[Records contained in a dataset]
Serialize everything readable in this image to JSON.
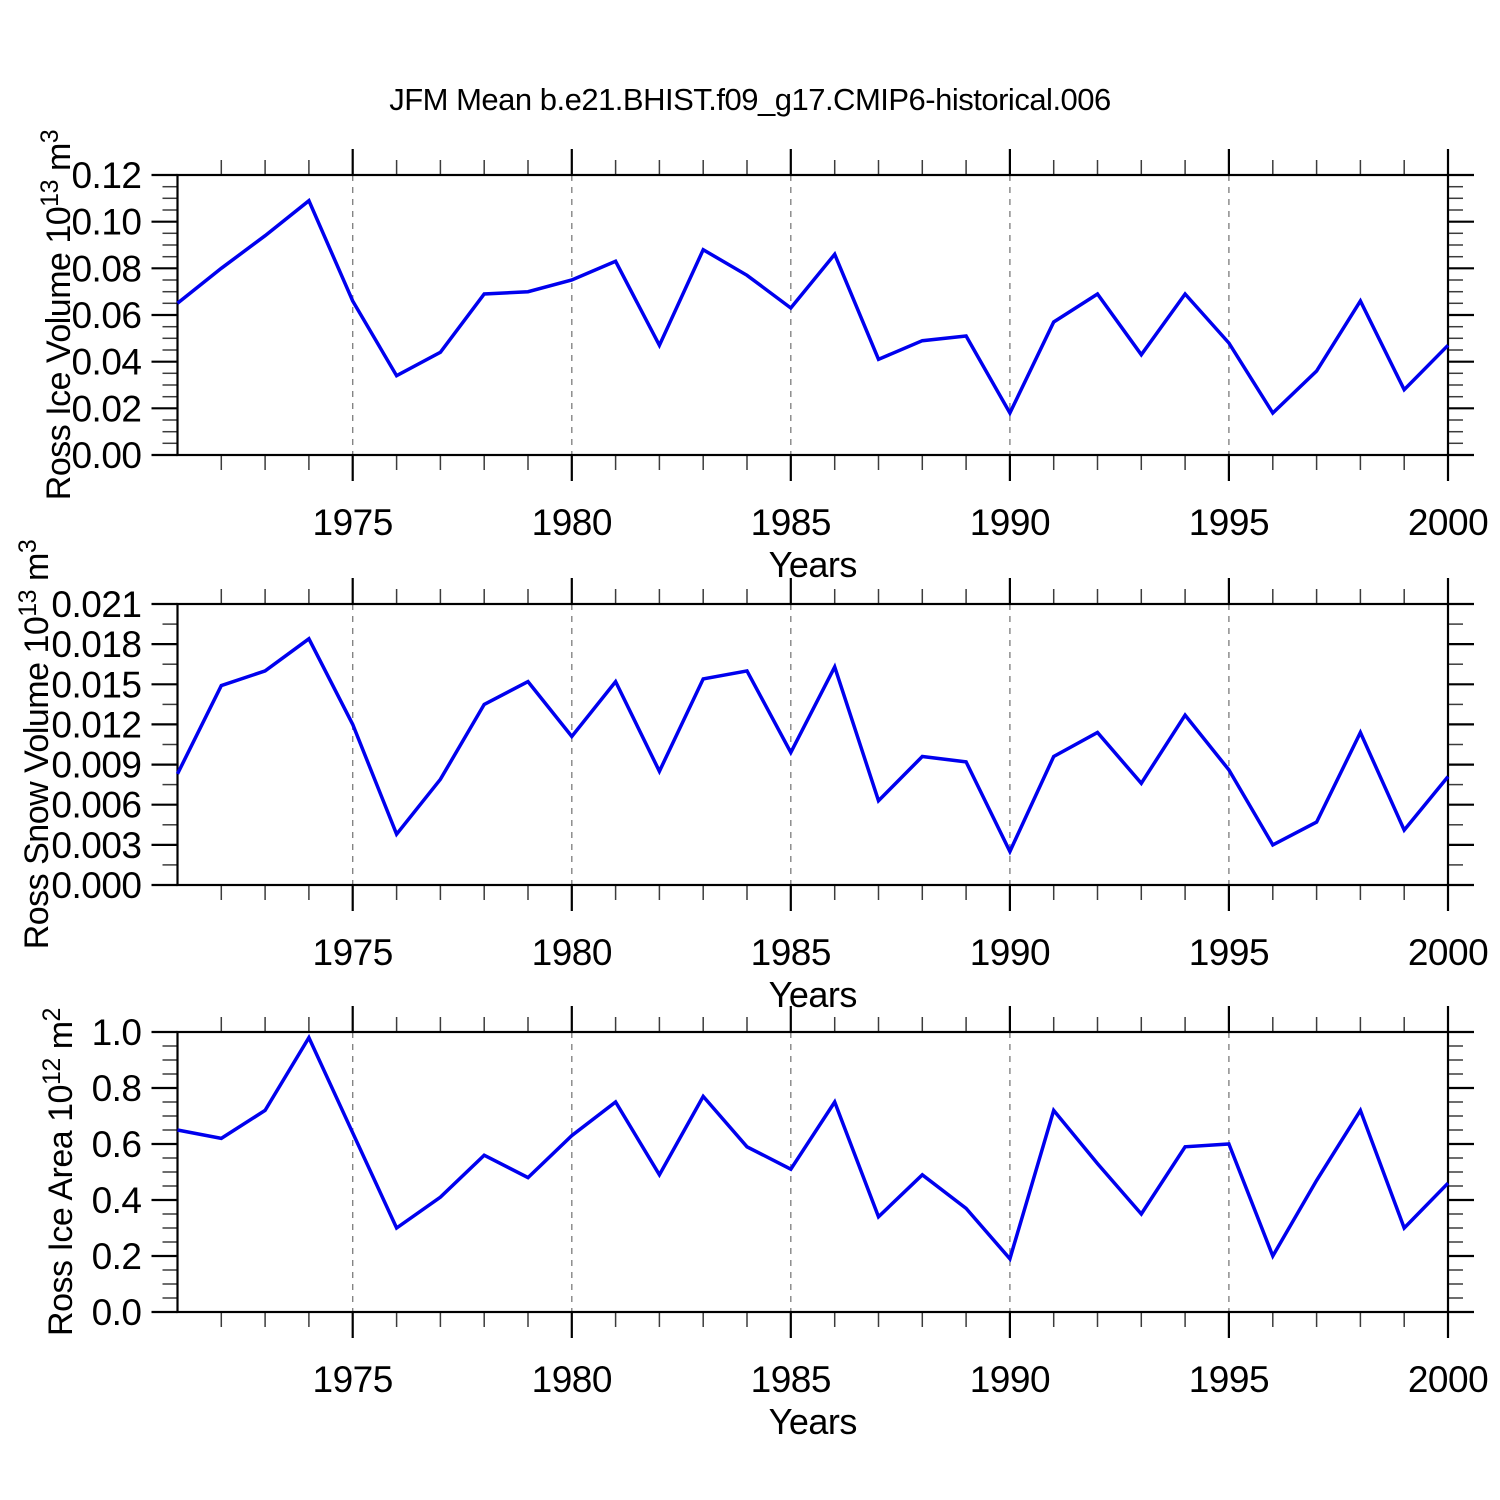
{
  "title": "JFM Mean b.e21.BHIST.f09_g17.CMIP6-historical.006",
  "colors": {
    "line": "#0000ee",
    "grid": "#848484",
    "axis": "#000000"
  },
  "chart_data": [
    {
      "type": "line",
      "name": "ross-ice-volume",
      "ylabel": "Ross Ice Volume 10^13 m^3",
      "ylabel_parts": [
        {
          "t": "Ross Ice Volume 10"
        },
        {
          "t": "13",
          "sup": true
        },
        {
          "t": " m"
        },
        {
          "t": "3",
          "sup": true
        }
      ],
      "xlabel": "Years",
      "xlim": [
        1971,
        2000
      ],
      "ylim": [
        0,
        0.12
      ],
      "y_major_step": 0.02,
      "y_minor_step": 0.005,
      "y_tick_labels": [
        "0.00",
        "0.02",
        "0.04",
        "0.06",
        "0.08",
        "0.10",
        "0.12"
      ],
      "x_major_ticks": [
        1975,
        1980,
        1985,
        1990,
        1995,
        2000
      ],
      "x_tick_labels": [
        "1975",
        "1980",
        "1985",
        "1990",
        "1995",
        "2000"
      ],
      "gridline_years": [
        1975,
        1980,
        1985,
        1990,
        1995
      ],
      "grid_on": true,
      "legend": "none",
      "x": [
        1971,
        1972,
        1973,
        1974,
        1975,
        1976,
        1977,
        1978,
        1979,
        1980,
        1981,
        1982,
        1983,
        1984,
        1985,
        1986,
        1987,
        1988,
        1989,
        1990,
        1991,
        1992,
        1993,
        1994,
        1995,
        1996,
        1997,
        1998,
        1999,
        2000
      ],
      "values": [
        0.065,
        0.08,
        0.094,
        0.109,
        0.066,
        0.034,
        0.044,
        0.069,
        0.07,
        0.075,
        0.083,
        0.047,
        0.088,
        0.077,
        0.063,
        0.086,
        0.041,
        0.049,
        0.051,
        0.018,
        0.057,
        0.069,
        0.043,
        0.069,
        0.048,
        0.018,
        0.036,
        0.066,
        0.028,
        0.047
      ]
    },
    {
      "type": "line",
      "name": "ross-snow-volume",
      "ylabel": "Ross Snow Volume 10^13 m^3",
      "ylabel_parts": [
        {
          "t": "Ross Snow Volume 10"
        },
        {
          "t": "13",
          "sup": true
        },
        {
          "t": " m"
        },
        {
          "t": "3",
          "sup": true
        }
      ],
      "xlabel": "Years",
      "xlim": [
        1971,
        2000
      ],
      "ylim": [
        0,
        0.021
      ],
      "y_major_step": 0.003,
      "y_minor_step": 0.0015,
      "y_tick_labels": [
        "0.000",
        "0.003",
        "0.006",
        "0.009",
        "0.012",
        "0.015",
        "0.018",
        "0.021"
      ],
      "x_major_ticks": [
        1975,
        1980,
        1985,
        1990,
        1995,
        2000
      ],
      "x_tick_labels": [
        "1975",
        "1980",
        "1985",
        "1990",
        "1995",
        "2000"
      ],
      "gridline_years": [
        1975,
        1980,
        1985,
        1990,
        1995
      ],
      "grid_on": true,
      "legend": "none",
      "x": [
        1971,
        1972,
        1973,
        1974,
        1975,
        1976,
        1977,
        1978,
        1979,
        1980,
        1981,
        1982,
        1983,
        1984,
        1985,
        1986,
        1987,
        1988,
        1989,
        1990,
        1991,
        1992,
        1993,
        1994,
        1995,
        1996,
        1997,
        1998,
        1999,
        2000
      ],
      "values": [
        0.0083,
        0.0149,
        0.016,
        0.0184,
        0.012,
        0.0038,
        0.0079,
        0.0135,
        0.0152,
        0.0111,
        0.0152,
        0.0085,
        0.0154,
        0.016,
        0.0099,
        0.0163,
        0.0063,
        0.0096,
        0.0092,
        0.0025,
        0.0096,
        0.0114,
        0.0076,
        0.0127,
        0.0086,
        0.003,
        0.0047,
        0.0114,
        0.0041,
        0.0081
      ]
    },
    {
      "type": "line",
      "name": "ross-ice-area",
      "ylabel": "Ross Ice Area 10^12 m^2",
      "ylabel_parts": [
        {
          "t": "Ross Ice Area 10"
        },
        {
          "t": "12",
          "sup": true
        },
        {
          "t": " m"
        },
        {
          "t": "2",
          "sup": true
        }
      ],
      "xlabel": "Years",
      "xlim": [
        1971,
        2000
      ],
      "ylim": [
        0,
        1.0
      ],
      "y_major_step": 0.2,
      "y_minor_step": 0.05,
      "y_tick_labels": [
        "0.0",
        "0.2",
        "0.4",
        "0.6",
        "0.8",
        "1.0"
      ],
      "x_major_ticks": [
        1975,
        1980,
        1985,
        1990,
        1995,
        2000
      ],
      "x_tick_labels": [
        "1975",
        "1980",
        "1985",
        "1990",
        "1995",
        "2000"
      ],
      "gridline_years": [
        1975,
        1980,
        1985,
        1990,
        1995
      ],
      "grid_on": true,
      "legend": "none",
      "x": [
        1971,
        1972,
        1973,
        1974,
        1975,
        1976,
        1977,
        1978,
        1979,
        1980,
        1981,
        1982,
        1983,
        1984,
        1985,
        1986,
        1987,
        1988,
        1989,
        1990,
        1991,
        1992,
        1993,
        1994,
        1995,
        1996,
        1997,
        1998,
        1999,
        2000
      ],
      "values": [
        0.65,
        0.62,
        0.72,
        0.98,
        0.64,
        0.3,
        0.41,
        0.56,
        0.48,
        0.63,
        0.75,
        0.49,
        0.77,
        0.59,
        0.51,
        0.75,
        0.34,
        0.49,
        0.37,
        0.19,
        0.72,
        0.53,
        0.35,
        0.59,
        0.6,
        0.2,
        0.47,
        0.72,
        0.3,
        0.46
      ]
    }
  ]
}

> **EXERCISE PROMPT**: Reproduce every line precisely as given, omitting all pictures.

> **ANSWER TO THE PROBLEM**:
Serialize everything readable in this image to JSON.
{
  "title": "JFM Mean b.e21.BHIST.f09_g17.CMIP6-historical.006",
  "colors": {
    "line": "#0000ee",
    "grid": "#848484",
    "axis": "#000000"
  },
  "chart_data": [
    {
      "type": "line",
      "name": "ross-ice-volume",
      "ylabel": "Ross Ice Volume 10^13 m^3",
      "ylabel_parts": [
        {
          "t": "Ross Ice Volume 10"
        },
        {
          "t": "13",
          "sup": true
        },
        {
          "t": " m"
        },
        {
          "t": "3",
          "sup": true
        }
      ],
      "xlabel": "Years",
      "xlim": [
        1971,
        2000
      ],
      "ylim": [
        0,
        0.12
      ],
      "y_major_step": 0.02,
      "y_minor_step": 0.005,
      "y_tick_labels": [
        "0.00",
        "0.02",
        "0.04",
        "0.06",
        "0.08",
        "0.10",
        "0.12"
      ],
      "x_major_ticks": [
        1975,
        1980,
        1985,
        1990,
        1995,
        2000
      ],
      "x_tick_labels": [
        "1975",
        "1980",
        "1985",
        "1990",
        "1995",
        "2000"
      ],
      "gridline_years": [
        1975,
        1980,
        1985,
        1990,
        1995
      ],
      "grid_on": true,
      "legend": "none",
      "x": [
        1971,
        1972,
        1973,
        1974,
        1975,
        1976,
        1977,
        1978,
        1979,
        1980,
        1981,
        1982,
        1983,
        1984,
        1985,
        1986,
        1987,
        1988,
        1989,
        1990,
        1991,
        1992,
        1993,
        1994,
        1995,
        1996,
        1997,
        1998,
        1999,
        2000
      ],
      "values": [
        0.065,
        0.08,
        0.094,
        0.109,
        0.066,
        0.034,
        0.044,
        0.069,
        0.07,
        0.075,
        0.083,
        0.047,
        0.088,
        0.077,
        0.063,
        0.086,
        0.041,
        0.049,
        0.051,
        0.018,
        0.057,
        0.069,
        0.043,
        0.069,
        0.048,
        0.018,
        0.036,
        0.066,
        0.028,
        0.047
      ]
    },
    {
      "type": "line",
      "name": "ross-snow-volume",
      "ylabel": "Ross Snow Volume 10^13 m^3",
      "ylabel_parts": [
        {
          "t": "Ross Snow Volume 10"
        },
        {
          "t": "13",
          "sup": true
        },
        {
          "t": " m"
        },
        {
          "t": "3",
          "sup": true
        }
      ],
      "xlabel": "Years",
      "xlim": [
        1971,
        2000
      ],
      "ylim": [
        0,
        0.021
      ],
      "y_major_step": 0.003,
      "y_minor_step": 0.0015,
      "y_tick_labels": [
        "0.000",
        "0.003",
        "0.006",
        "0.009",
        "0.012",
        "0.015",
        "0.018",
        "0.021"
      ],
      "x_major_ticks": [
        1975,
        1980,
        1985,
        1990,
        1995,
        2000
      ],
      "x_tick_labels": [
        "1975",
        "1980",
        "1985",
        "1990",
        "1995",
        "2000"
      ],
      "gridline_years": [
        1975,
        1980,
        1985,
        1990,
        1995
      ],
      "grid_on": true,
      "legend": "none",
      "x": [
        1971,
        1972,
        1973,
        1974,
        1975,
        1976,
        1977,
        1978,
        1979,
        1980,
        1981,
        1982,
        1983,
        1984,
        1985,
        1986,
        1987,
        1988,
        1989,
        1990,
        1991,
        1992,
        1993,
        1994,
        1995,
        1996,
        1997,
        1998,
        1999,
        2000
      ],
      "values": [
        0.0083,
        0.0149,
        0.016,
        0.0184,
        0.012,
        0.0038,
        0.0079,
        0.0135,
        0.0152,
        0.0111,
        0.0152,
        0.0085,
        0.0154,
        0.016,
        0.0099,
        0.0163,
        0.0063,
        0.0096,
        0.0092,
        0.0025,
        0.0096,
        0.0114,
        0.0076,
        0.0127,
        0.0086,
        0.003,
        0.0047,
        0.0114,
        0.0041,
        0.0081
      ]
    },
    {
      "type": "line",
      "name": "ross-ice-area",
      "ylabel": "Ross Ice Area 10^12 m^2",
      "ylabel_parts": [
        {
          "t": "Ross Ice Area 10"
        },
        {
          "t": "12",
          "sup": true
        },
        {
          "t": " m"
        },
        {
          "t": "2",
          "sup": true
        }
      ],
      "xlabel": "Years",
      "xlim": [
        1971,
        2000
      ],
      "ylim": [
        0,
        1.0
      ],
      "y_major_step": 0.2,
      "y_minor_step": 0.05,
      "y_tick_labels": [
        "0.0",
        "0.2",
        "0.4",
        "0.6",
        "0.8",
        "1.0"
      ],
      "x_major_ticks": [
        1975,
        1980,
        1985,
        1990,
        1995,
        2000
      ],
      "x_tick_labels": [
        "1975",
        "1980",
        "1985",
        "1990",
        "1995",
        "2000"
      ],
      "gridline_years": [
        1975,
        1980,
        1985,
        1990,
        1995
      ],
      "grid_on": true,
      "legend": "none",
      "x": [
        1971,
        1972,
        1973,
        1974,
        1975,
        1976,
        1977,
        1978,
        1979,
        1980,
        1981,
        1982,
        1983,
        1984,
        1985,
        1986,
        1987,
        1988,
        1989,
        1990,
        1991,
        1992,
        1993,
        1994,
        1995,
        1996,
        1997,
        1998,
        1999,
        2000
      ],
      "values": [
        0.65,
        0.62,
        0.72,
        0.98,
        0.64,
        0.3,
        0.41,
        0.56,
        0.48,
        0.63,
        0.75,
        0.49,
        0.77,
        0.59,
        0.51,
        0.75,
        0.34,
        0.49,
        0.37,
        0.19,
        0.72,
        0.53,
        0.35,
        0.59,
        0.6,
        0.2,
        0.47,
        0.72,
        0.3,
        0.46
      ]
    }
  ]
}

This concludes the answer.